What is needed ▸ Check each line of the records below and collect those holding "structured".

/---

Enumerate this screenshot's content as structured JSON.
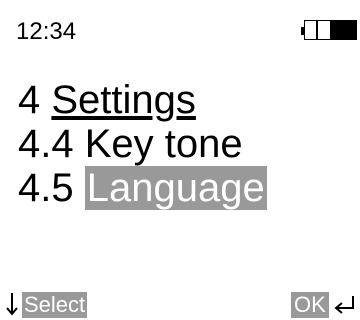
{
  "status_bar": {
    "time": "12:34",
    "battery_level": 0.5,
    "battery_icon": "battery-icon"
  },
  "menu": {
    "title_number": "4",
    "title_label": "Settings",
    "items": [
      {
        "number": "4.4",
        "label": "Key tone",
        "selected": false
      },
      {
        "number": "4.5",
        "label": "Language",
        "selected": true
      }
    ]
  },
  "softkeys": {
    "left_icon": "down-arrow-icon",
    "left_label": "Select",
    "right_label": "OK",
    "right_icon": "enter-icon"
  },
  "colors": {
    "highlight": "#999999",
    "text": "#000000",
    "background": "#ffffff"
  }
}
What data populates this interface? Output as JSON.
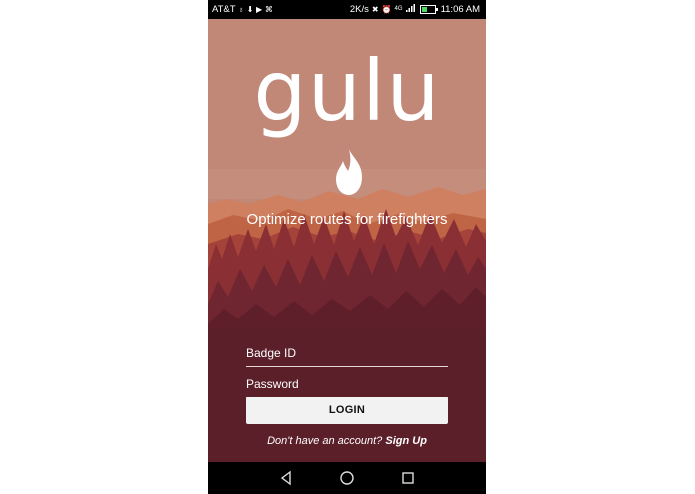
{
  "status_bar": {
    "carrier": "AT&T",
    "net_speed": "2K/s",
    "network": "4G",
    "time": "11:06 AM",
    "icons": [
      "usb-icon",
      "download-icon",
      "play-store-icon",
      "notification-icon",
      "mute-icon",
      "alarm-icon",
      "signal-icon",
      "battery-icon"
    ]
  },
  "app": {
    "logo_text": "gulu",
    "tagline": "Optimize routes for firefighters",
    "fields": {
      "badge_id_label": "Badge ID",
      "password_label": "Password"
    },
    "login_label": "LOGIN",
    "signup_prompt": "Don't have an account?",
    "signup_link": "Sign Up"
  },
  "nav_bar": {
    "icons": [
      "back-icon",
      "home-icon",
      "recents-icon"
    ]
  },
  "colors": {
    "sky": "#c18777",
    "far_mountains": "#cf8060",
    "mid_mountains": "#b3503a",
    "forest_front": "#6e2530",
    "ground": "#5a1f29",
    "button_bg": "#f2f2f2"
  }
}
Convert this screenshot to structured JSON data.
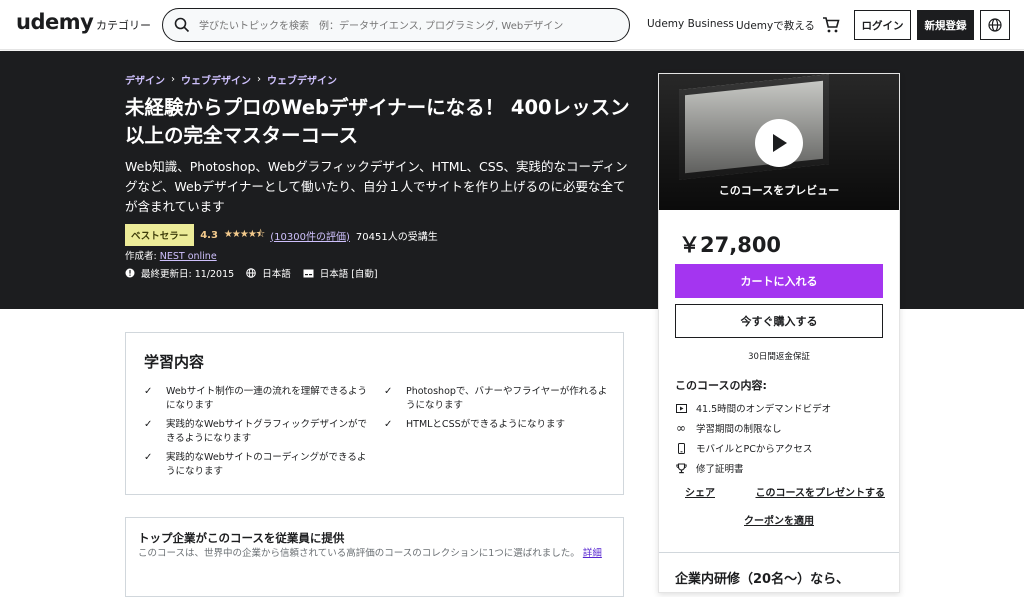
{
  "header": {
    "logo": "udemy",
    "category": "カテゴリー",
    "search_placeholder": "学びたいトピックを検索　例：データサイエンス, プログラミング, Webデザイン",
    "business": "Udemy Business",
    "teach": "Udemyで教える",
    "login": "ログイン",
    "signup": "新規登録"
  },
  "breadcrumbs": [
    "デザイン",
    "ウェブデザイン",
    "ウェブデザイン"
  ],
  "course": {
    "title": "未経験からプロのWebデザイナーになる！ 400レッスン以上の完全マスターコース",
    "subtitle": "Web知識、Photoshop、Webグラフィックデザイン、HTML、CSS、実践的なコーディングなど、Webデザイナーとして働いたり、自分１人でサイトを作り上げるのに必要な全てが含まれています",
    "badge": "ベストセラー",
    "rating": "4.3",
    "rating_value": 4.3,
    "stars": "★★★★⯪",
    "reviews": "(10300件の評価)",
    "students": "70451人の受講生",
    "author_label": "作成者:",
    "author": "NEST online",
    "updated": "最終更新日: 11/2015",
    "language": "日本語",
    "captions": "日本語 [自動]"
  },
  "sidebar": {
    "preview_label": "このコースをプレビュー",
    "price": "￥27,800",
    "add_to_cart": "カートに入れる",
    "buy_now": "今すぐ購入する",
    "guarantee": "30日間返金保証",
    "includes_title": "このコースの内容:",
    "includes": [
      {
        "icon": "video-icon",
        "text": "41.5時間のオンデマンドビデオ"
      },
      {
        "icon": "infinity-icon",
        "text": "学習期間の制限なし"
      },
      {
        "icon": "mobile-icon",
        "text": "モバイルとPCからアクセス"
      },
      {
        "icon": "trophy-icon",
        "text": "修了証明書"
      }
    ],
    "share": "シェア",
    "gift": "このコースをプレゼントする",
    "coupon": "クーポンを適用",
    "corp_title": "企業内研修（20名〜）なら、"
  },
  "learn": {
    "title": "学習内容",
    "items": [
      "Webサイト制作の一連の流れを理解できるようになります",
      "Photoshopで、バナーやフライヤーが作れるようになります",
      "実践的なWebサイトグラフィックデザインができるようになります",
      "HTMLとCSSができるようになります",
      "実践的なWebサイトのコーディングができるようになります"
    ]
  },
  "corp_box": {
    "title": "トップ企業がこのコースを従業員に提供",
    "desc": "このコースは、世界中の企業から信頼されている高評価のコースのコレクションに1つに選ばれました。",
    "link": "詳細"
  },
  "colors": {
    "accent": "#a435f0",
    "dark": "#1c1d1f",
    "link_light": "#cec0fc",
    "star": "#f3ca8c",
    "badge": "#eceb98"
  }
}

\---

Right answer ▸
Enumerate this screenshot's content as structured JSON.
Convert this screenshot to structured JSON data.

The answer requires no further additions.